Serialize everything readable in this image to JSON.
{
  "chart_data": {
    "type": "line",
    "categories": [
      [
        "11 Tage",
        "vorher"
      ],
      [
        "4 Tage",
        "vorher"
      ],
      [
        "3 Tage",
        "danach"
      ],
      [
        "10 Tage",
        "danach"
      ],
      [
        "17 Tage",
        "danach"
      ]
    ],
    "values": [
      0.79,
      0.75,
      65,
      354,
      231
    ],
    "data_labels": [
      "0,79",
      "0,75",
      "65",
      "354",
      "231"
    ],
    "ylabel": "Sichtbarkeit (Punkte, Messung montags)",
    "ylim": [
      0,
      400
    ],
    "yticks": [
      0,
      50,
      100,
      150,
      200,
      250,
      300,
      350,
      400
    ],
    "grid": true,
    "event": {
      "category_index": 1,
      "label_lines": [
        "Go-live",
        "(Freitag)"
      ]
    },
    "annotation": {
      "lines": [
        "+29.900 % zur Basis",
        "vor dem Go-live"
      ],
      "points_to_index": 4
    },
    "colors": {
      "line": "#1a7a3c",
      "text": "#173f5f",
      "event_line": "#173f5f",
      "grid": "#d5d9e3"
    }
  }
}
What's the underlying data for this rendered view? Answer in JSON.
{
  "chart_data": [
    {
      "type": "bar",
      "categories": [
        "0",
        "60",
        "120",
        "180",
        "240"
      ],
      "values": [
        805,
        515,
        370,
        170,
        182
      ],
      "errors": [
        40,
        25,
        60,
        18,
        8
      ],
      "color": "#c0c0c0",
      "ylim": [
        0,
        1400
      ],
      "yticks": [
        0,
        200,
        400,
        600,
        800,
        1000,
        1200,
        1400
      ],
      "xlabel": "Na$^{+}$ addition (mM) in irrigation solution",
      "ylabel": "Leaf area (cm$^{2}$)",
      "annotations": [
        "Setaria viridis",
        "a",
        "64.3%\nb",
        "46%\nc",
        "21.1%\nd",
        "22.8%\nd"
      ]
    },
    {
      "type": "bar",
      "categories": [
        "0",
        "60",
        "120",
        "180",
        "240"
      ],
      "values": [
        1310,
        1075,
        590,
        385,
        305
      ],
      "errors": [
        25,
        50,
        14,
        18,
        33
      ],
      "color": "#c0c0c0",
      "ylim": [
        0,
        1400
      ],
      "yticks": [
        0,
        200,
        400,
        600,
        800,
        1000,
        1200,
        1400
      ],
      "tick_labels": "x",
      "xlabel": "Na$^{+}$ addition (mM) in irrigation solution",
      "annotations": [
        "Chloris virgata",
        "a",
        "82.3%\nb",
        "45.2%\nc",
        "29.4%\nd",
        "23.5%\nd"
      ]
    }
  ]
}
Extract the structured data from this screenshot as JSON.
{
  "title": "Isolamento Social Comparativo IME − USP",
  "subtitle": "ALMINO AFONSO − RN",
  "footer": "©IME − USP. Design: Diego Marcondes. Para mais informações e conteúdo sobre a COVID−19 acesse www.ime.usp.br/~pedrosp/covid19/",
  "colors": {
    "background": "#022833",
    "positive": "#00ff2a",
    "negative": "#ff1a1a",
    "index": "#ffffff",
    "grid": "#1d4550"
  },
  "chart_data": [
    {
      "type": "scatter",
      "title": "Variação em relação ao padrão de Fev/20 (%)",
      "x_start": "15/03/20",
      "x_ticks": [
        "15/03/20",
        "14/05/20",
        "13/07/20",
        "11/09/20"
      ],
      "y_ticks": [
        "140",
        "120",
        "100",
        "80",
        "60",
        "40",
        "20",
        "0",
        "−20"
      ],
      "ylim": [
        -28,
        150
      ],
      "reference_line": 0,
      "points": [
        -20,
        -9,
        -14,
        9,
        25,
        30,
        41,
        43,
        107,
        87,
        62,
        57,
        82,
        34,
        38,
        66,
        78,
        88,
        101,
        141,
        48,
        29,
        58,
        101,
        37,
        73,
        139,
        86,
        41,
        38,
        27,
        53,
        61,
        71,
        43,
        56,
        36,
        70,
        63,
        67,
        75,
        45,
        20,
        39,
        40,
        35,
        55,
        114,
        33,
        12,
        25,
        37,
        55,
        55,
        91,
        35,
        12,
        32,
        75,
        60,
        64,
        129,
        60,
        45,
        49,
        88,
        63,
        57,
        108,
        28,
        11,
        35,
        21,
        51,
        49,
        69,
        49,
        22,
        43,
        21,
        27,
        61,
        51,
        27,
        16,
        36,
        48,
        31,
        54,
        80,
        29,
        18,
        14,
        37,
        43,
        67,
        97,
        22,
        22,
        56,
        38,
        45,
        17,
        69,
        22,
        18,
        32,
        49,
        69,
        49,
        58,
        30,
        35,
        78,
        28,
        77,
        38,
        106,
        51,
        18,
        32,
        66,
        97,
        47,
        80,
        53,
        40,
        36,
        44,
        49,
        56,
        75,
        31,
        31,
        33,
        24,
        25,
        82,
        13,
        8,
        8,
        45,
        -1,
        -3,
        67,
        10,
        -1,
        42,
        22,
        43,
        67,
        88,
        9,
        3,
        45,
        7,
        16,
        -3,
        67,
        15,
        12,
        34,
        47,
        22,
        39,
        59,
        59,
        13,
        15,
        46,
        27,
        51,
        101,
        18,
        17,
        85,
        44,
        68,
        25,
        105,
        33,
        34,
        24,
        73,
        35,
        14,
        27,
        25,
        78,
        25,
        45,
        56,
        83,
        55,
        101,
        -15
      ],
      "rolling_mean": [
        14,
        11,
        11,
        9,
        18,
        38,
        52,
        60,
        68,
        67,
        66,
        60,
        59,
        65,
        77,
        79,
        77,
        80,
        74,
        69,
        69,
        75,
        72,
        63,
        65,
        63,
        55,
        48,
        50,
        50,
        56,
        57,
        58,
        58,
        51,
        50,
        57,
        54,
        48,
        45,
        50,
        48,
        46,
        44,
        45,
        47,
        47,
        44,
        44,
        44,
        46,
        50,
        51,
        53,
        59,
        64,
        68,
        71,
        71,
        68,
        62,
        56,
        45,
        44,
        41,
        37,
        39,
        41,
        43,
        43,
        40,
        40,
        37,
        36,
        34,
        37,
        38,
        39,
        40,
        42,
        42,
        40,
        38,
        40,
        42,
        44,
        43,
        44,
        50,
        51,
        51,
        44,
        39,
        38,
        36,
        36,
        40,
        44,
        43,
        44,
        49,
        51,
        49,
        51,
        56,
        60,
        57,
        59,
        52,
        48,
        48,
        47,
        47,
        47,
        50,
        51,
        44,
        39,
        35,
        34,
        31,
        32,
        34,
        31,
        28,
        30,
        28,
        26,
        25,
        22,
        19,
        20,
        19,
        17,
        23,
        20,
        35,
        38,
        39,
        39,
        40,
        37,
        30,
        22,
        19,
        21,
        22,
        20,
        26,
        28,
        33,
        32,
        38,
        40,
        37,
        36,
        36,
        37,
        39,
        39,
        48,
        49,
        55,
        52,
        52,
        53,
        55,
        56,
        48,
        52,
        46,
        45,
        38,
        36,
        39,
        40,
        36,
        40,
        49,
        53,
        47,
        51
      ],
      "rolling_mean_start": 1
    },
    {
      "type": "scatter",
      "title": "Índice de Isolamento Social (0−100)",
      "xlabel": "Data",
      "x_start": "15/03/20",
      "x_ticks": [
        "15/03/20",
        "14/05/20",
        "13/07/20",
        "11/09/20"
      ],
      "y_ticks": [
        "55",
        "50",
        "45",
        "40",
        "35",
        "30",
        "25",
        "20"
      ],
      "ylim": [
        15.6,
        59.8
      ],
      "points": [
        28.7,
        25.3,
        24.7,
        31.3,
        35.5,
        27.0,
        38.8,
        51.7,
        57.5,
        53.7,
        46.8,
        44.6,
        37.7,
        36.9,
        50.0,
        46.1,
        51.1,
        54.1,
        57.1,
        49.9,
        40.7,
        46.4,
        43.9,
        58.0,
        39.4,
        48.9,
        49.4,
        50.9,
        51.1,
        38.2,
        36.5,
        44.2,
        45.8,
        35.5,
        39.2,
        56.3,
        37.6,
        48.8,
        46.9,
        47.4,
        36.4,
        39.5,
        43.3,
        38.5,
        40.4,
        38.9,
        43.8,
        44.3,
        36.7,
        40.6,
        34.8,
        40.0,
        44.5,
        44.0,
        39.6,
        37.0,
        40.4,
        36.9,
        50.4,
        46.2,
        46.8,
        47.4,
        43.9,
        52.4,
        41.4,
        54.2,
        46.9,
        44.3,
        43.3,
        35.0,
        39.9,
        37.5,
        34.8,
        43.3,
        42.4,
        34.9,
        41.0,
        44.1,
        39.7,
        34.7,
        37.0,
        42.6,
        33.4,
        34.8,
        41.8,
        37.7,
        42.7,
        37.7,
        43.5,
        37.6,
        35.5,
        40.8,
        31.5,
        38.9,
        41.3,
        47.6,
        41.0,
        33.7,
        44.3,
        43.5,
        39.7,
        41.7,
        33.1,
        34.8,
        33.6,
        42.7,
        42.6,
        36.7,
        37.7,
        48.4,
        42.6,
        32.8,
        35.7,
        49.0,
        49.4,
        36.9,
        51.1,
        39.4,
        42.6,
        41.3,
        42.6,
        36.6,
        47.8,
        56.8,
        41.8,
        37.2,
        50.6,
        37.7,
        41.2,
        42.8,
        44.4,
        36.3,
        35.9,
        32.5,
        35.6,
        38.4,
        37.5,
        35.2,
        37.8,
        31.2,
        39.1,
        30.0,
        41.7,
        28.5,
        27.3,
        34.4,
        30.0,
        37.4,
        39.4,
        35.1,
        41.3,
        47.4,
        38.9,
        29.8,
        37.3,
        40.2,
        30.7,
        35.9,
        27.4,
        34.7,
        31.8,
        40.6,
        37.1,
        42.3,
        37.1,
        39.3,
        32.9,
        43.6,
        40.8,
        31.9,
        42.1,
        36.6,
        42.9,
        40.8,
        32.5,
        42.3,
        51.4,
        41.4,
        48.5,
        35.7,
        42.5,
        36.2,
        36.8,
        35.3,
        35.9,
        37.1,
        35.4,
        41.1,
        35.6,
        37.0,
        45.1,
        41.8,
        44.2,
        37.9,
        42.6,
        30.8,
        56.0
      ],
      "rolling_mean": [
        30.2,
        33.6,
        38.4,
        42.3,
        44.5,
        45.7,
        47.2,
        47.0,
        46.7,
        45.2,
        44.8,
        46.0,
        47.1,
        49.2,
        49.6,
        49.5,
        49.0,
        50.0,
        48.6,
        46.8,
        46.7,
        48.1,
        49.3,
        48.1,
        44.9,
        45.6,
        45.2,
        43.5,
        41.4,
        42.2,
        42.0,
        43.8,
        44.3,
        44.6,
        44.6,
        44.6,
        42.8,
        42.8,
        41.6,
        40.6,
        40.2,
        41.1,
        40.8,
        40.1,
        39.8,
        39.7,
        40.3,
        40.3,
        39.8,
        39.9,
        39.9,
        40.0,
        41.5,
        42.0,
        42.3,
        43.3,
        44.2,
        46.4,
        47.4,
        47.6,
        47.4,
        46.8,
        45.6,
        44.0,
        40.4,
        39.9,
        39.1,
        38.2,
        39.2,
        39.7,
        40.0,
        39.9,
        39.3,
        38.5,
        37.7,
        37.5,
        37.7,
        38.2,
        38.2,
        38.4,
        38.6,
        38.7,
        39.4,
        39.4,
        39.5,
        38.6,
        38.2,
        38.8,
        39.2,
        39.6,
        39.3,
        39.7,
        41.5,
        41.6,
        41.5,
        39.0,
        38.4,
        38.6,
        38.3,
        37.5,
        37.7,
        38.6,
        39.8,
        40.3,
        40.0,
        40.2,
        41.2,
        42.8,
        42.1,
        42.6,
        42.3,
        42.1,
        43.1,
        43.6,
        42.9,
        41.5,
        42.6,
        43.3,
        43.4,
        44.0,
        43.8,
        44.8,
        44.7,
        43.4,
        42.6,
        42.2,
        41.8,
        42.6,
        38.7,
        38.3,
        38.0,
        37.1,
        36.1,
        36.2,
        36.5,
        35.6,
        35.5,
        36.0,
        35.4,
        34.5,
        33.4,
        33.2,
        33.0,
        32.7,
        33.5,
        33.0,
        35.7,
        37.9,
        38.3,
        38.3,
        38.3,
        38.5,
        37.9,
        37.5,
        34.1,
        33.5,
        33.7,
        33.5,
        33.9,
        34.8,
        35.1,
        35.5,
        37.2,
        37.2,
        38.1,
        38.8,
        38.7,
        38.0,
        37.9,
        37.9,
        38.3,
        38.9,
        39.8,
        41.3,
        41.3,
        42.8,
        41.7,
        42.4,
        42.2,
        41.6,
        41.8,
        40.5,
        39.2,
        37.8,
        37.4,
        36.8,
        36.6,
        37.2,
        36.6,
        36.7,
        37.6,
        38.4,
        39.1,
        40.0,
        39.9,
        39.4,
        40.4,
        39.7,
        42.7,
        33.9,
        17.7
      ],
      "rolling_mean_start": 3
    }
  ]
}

━━━━━━━━━━━━━━━━━━━━━━━━━━━━━━

[Stated goal]
Check the data for the word "Social" and pull out the lines that have it.

[Final answer]
  "title": "Isolamento Social Comparativo IME − USP",
      "title": "Índice de Isolamento Social (0−100)",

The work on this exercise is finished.